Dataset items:
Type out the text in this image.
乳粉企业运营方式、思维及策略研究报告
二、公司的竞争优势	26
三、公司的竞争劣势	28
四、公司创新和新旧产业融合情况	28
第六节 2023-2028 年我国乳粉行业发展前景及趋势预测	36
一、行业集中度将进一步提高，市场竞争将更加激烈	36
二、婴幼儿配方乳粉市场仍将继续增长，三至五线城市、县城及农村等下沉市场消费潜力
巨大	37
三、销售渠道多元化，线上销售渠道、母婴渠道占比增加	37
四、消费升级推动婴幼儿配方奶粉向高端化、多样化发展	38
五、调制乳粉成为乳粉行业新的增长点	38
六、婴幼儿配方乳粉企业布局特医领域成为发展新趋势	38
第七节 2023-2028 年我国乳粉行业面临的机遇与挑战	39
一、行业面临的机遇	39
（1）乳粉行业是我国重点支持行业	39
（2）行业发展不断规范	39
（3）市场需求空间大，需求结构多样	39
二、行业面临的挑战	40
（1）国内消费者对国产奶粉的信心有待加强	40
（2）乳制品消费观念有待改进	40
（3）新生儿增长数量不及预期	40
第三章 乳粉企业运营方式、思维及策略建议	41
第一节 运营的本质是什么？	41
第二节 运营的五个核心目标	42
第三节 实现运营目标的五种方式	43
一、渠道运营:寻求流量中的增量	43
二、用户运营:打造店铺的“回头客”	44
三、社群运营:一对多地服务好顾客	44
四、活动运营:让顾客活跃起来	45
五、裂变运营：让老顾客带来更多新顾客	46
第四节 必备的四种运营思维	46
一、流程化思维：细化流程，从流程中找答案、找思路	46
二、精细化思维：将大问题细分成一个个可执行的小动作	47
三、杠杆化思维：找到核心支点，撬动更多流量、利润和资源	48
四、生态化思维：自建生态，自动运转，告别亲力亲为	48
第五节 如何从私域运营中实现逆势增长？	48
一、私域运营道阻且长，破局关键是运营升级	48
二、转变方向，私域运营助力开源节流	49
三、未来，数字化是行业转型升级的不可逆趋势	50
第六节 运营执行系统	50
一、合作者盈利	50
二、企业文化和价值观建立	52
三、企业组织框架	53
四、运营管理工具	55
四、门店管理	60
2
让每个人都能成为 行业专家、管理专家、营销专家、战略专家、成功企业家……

- [What to produce]
Retype the entries exactly, including every line.

- [The response]
Type out the text in this image.
乳粉企业运营方式、思维及策略研究报告
二、公司的竞争优势	26
三、公司的竞争劣势	28
四、公司创新和新旧产业融合情况	28
第六节 2023-2028 年我国乳粉行业发展前景及趋势预测	36
一、行业集中度将进一步提高，市场竞争将更加激烈	36
二、婴幼儿配方乳粉市场仍将继续增长，三至五线城市、县城及农村等下沉市场消费潜力
巨大	37
三、销售渠道多元化，线上销售渠道、母婴渠道占比增加	37
四、消费升级推动婴幼儿配方奶粉向高端化、多样化发展	38
五、调制乳粉成为乳粉行业新的增长点	38
六、婴幼儿配方乳粉企业布局特医领域成为发展新趋势	38
第七节 2023-2028 年我国乳粉行业面临的机遇与挑战	39
一、行业面临的机遇	39
（1）乳粉行业是我国重点支持行业	39
（2）行业发展不断规范	39
（3）市场需求空间大，需求结构多样	39
二、行业面临的挑战	40
（1）国内消费者对国产奶粉的信心有待加强	40
（2）乳制品消费观念有待改进	40
（3）新生儿增长数量不及预期	40
第三章 乳粉企业运营方式、思维及策略建议	41
第一节 运营的本质是什么？	41
第二节 运营的五个核心目标	42
第三节 实现运营目标的五种方式	43
一、渠道运营:寻求流量中的增量	43
二、用户运营:打造店铺的“回头客”	44
三、社群运营:一对多地服务好顾客	44
四、活动运营:让顾客活跃起来	45
五、裂变运营：让老顾客带来更多新顾客	46
第四节 必备的四种运营思维	46
一、流程化思维：细化流程，从流程中找答案、找思路	46
二、精细化思维：将大问题细分成一个个可执行的小动作	47
三、杠杆化思维：找到核心支点，撬动更多流量、利润和资源	48
四、生态化思维：自建生态，自动运转，告别亲力亲为	48
第五节 如何从私域运营中实现逆势增长？	48
一、私域运营道阻且长，破局关键是运营升级	48
二、转变方向，私域运营助力开源节流	49
三、未来，数字化是行业转型升级的不可逆趋势	50
第六节 运营执行系统	50
一、合作者盈利	50
二、企业文化和价值观建立	52
三、企业组织框架	53
四、运营管理工具	55
四、门店管理	60
2
让每个人都能成为 行业专家、管理专家、营销专家、战略专家、成功企业家……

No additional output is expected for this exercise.